Exercise: Report each line of the data below that contains the string "Text", copying every such line in full. Matching is case-sensitive.

____ Record extracts

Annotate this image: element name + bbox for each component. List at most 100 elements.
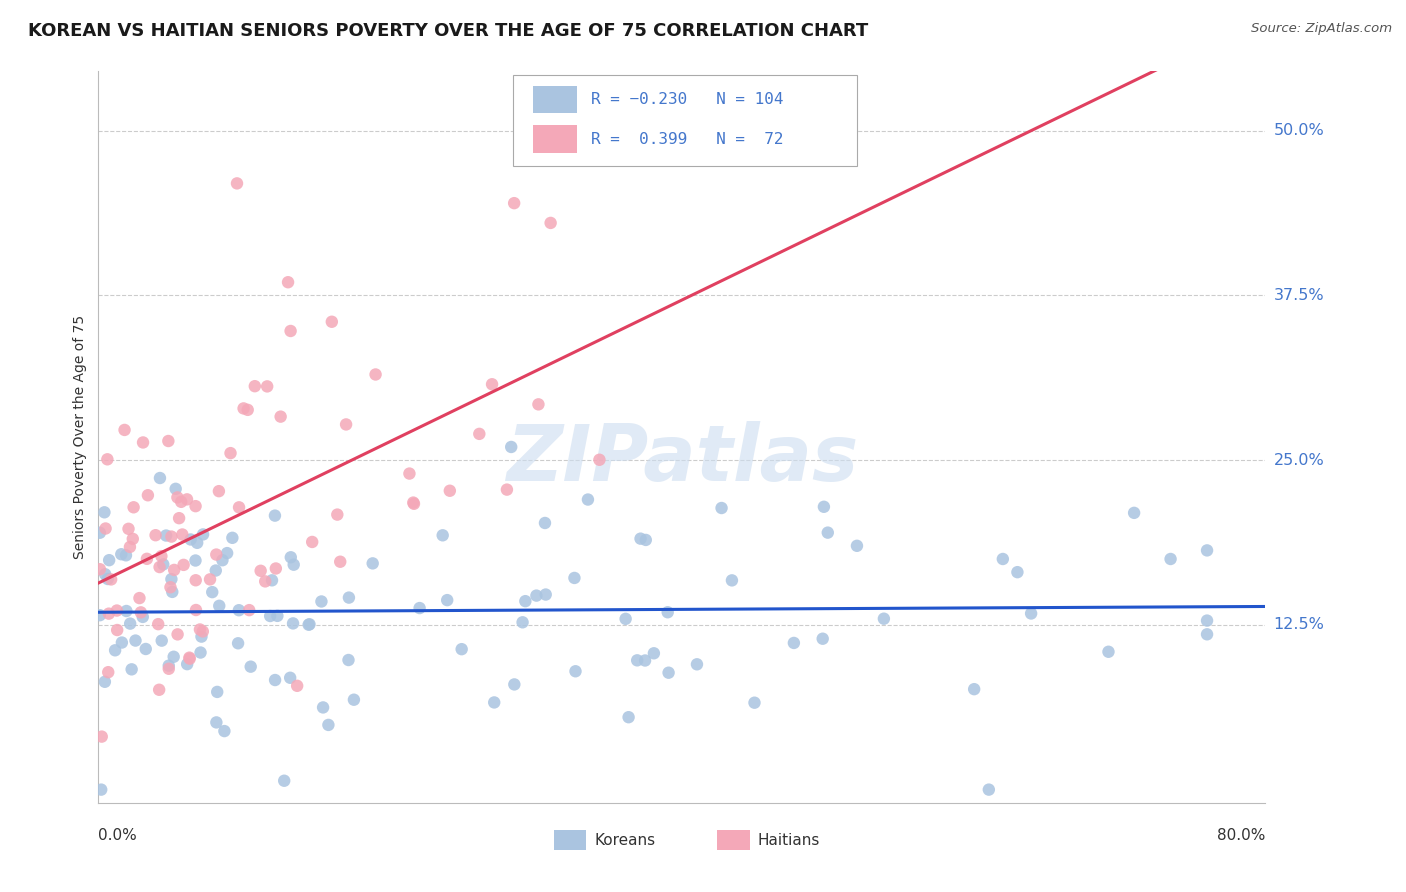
Point	[963, 682, 986, 697]
Point	[211, 553, 233, 567]
Point	[117, 522, 139, 536]
Point	[298, 617, 321, 632]
Point	[191, 624, 214, 639]
Point	[337, 591, 360, 605]
Point	[364, 368, 387, 382]
Point	[165, 482, 187, 496]
Point	[614, 612, 637, 626]
Point	[214, 724, 236, 739]
Point	[432, 528, 454, 542]
Point	[564, 665, 586, 679]
Point	[813, 500, 835, 514]
Point	[260, 574, 283, 588]
Point	[277, 275, 299, 289]
Text: 80.0%: 80.0%	[1218, 828, 1265, 843]
Point	[132, 435, 155, 450]
Point	[205, 548, 228, 562]
Text: ZIPatlas: ZIPatlas	[506, 421, 858, 497]
Point	[576, 492, 599, 507]
Point	[184, 574, 207, 588]
Point	[1007, 565, 1029, 579]
Point	[329, 555, 352, 569]
Point	[121, 662, 143, 676]
Point	[264, 508, 287, 523]
Point	[503, 196, 526, 211]
Point	[526, 589, 548, 603]
Point	[630, 532, 652, 546]
Point	[270, 409, 292, 424]
Point	[149, 471, 172, 485]
Point	[173, 558, 195, 572]
Bar	[533, 126, 576, 153]
Point	[184, 553, 207, 567]
Point	[1195, 614, 1218, 628]
Point	[484, 695, 506, 709]
Point	[180, 533, 202, 547]
Point	[564, 571, 586, 585]
Point	[254, 574, 277, 589]
Point	[163, 563, 186, 577]
Point	[232, 401, 254, 416]
Point	[115, 604, 138, 618]
Point	[481, 377, 503, 392]
Point	[783, 636, 806, 650]
Point	[128, 591, 150, 605]
Y-axis label: Seniors Poverty Over the Age of 75: Seniors Poverty Over the Age of 75	[73, 315, 87, 559]
Point	[172, 527, 194, 541]
Point	[312, 700, 335, 714]
Point	[273, 773, 295, 788]
Point	[450, 642, 472, 657]
Point	[721, 574, 744, 588]
Point	[436, 593, 458, 607]
Point	[534, 588, 557, 602]
Point	[301, 535, 323, 549]
Point	[817, 525, 839, 540]
Point	[124, 633, 146, 648]
Point	[148, 617, 170, 632]
Point	[361, 557, 384, 571]
Point	[266, 608, 288, 623]
Point	[201, 585, 224, 599]
Point	[335, 417, 357, 432]
Point	[157, 434, 180, 448]
Point	[326, 508, 349, 522]
Point	[157, 658, 180, 673]
Point	[408, 601, 430, 615]
Text: Haitians: Haitians	[758, 832, 820, 847]
Point	[94, 521, 117, 535]
Point	[658, 665, 681, 680]
Point	[157, 662, 180, 676]
Point	[503, 677, 526, 691]
Point	[98, 553, 121, 567]
Point	[188, 623, 211, 637]
Point	[846, 539, 869, 553]
Text: KOREAN VS HAITIAN SENIORS POVERTY OVER THE AGE OF 75 CORRELATION CHART: KOREAN VS HAITIAN SENIORS POVERTY OVER T…	[28, 22, 869, 40]
Point	[318, 718, 340, 732]
Point	[228, 603, 250, 617]
Point	[811, 632, 834, 646]
Point	[226, 177, 249, 191]
Point	[208, 599, 231, 613]
Point	[204, 564, 226, 578]
Point	[179, 650, 201, 665]
Point	[236, 402, 259, 417]
Point	[111, 635, 134, 649]
Point	[285, 679, 308, 693]
Point	[226, 636, 249, 650]
Point	[205, 685, 228, 699]
Point	[89, 525, 111, 540]
Point	[1195, 627, 1218, 641]
Point	[160, 530, 183, 544]
Point	[991, 552, 1014, 566]
Point	[501, 440, 523, 454]
Point	[873, 612, 896, 626]
Point	[634, 653, 657, 667]
Point	[343, 692, 366, 706]
Point	[221, 531, 243, 545]
Text: R =  0.399   N =  72: R = 0.399 N = 72	[591, 132, 783, 147]
Point	[93, 505, 115, 519]
Point	[205, 715, 228, 730]
Point	[150, 633, 173, 648]
Point	[166, 491, 188, 505]
Point	[238, 603, 260, 617]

________

Full output:
Text: 80.0%: 80.0%	[1218, 828, 1265, 843]
Text: ZIPatlas: ZIPatlas	[506, 421, 858, 497]
Text: Haitians: Haitians	[758, 832, 820, 847]
Text: KOREAN VS HAITIAN SENIORS POVERTY OVER THE AGE OF 75 CORRELATION CHART: KOREAN VS HAITIAN SENIORS POVERTY OVER T…	[28, 22, 869, 40]
Text: R =  0.399   N =  72: R = 0.399 N = 72	[591, 132, 783, 147]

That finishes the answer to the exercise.